Select and copy out every line in the records containing "letter".
───── THE DATA ─────
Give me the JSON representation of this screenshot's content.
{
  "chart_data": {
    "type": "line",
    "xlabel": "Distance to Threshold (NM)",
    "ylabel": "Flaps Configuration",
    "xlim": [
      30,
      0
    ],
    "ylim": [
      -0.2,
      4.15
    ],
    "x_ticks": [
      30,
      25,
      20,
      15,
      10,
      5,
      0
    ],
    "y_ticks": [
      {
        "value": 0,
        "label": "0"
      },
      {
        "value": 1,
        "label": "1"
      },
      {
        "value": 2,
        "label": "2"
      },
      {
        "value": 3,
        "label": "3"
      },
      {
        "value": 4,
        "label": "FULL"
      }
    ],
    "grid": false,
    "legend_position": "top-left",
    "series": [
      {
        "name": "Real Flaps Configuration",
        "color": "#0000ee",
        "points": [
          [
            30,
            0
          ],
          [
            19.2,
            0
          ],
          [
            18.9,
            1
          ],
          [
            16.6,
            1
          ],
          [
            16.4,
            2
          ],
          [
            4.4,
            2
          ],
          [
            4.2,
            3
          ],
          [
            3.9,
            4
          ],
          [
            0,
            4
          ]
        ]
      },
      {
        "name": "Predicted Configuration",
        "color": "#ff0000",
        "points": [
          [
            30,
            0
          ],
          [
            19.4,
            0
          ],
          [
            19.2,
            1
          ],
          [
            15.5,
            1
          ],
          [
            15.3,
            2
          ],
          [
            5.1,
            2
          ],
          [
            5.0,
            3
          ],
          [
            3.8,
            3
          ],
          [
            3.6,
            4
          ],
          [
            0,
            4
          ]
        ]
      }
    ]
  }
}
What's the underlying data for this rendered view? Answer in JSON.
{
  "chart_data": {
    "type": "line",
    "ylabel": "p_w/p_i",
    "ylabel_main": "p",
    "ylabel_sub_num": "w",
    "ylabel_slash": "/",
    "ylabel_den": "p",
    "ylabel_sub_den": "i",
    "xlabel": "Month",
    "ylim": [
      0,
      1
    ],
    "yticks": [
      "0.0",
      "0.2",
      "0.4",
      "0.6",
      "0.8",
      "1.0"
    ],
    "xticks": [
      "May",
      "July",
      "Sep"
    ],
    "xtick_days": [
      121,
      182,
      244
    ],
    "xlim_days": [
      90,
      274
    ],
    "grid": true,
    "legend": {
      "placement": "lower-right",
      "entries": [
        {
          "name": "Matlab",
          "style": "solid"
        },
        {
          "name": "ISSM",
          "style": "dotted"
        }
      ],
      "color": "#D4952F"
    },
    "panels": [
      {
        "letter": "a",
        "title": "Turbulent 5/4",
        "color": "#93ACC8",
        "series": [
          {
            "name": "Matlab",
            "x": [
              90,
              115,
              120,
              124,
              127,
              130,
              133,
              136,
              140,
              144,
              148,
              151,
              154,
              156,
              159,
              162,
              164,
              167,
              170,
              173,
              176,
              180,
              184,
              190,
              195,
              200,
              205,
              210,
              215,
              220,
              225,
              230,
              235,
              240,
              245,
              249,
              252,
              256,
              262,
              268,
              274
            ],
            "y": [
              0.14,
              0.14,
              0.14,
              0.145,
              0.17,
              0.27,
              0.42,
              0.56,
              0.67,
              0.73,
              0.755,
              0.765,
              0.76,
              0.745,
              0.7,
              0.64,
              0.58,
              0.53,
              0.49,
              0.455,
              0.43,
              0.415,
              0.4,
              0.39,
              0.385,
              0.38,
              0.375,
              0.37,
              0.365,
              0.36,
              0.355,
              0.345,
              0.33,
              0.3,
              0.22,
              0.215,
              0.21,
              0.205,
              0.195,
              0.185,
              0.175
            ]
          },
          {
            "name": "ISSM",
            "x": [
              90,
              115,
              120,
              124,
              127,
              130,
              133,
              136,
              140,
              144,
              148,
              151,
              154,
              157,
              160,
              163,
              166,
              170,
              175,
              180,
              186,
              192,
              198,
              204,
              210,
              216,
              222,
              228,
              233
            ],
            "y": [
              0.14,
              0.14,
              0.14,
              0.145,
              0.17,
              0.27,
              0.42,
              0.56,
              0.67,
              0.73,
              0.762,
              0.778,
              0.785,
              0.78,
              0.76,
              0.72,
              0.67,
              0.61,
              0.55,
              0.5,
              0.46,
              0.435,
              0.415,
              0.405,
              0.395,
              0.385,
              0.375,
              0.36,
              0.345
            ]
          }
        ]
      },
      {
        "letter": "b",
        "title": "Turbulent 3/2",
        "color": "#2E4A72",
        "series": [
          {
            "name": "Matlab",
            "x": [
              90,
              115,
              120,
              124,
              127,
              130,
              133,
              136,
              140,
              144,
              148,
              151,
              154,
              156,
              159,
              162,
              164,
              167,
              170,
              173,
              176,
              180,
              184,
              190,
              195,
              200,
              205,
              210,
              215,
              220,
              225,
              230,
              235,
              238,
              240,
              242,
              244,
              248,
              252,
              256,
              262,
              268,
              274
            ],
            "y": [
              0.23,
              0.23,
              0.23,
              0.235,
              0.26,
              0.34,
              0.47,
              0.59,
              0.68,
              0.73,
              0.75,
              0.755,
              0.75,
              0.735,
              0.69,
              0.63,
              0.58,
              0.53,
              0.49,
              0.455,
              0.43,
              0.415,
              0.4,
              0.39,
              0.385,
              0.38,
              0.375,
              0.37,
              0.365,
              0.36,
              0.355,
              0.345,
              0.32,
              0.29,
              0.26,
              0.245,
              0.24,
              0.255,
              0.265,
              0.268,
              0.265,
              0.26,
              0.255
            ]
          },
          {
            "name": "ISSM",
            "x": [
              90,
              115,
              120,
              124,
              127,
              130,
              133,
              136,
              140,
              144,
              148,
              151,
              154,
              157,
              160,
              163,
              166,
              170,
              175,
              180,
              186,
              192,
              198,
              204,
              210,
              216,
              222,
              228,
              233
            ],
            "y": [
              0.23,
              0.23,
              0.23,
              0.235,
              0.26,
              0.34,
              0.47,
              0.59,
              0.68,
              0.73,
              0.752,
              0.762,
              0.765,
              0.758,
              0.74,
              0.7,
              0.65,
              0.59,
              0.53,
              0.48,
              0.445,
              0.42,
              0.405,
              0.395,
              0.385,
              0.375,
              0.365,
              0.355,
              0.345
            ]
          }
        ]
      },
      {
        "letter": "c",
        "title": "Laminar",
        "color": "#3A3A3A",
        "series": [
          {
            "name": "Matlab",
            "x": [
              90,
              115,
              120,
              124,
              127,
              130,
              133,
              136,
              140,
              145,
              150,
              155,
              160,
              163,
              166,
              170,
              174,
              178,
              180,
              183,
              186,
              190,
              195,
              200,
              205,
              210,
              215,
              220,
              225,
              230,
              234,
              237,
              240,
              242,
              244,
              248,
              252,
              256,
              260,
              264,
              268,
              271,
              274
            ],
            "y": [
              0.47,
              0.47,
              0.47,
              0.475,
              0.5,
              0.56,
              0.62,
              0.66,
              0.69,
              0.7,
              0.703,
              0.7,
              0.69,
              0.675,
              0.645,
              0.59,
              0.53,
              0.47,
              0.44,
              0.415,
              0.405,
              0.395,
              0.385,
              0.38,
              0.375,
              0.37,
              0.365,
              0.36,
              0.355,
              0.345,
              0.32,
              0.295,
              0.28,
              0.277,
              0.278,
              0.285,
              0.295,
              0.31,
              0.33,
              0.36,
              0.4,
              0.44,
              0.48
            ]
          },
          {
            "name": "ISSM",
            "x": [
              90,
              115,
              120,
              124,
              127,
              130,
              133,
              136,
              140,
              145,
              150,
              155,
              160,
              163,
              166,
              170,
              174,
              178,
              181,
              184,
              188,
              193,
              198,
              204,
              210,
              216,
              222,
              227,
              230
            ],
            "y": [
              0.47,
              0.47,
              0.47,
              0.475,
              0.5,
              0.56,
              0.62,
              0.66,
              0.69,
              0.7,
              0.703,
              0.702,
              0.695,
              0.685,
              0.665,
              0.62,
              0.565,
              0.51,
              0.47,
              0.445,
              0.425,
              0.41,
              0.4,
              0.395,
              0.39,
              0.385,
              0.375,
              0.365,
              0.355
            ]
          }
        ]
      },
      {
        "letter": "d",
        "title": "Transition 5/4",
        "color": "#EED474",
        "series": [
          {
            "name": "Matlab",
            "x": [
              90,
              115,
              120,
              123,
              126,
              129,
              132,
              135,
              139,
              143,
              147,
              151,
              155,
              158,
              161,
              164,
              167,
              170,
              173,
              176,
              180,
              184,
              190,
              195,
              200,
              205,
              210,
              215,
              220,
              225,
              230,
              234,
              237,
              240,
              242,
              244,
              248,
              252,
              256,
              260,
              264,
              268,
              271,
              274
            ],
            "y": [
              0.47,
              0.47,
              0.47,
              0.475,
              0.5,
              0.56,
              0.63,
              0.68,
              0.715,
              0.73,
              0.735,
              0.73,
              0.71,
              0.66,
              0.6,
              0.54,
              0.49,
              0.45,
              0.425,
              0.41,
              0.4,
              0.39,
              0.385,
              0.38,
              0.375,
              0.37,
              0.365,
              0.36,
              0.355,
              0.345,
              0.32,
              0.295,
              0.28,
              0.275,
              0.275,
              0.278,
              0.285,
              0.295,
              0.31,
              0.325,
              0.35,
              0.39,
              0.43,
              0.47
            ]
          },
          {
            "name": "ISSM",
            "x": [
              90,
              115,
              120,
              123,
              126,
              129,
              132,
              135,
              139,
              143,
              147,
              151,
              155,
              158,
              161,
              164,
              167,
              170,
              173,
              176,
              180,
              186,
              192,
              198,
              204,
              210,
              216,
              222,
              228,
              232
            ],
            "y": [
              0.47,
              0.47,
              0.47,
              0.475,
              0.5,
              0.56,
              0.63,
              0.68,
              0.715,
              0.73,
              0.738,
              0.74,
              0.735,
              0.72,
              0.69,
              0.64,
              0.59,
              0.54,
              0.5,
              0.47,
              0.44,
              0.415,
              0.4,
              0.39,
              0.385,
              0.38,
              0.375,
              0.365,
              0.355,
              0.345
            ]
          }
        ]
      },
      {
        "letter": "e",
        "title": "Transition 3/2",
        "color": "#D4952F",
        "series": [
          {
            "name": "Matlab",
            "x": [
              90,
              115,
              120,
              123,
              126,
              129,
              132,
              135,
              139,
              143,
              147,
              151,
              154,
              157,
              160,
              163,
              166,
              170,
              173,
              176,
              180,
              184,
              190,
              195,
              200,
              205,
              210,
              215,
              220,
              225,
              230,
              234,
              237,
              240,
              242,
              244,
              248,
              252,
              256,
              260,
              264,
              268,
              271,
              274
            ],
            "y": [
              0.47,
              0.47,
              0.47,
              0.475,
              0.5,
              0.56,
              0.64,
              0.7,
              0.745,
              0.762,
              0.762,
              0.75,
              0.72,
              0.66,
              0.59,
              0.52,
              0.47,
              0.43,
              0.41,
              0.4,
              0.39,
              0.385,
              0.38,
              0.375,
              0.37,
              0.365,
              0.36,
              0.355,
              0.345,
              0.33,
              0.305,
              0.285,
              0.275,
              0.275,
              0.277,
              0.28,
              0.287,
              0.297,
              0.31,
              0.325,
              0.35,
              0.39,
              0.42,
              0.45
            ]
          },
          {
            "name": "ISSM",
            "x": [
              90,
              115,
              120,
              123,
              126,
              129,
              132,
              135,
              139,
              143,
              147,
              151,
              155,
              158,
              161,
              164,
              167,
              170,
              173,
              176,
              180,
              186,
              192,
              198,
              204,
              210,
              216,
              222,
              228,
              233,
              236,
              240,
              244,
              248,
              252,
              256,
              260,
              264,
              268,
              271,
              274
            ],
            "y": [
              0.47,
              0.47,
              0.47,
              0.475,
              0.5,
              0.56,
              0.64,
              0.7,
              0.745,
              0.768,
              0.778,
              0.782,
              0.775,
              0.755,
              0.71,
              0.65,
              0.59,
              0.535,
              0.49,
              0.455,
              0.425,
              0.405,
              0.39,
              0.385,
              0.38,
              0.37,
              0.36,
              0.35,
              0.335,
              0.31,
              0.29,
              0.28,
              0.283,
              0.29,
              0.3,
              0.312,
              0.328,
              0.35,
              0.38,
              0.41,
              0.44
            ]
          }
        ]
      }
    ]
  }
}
─────
▶ **CORRECT RESULT**:
        "letter": "a",
        "letter": "b",
        "letter": "c",
        "letter": "d",
        "letter": "e",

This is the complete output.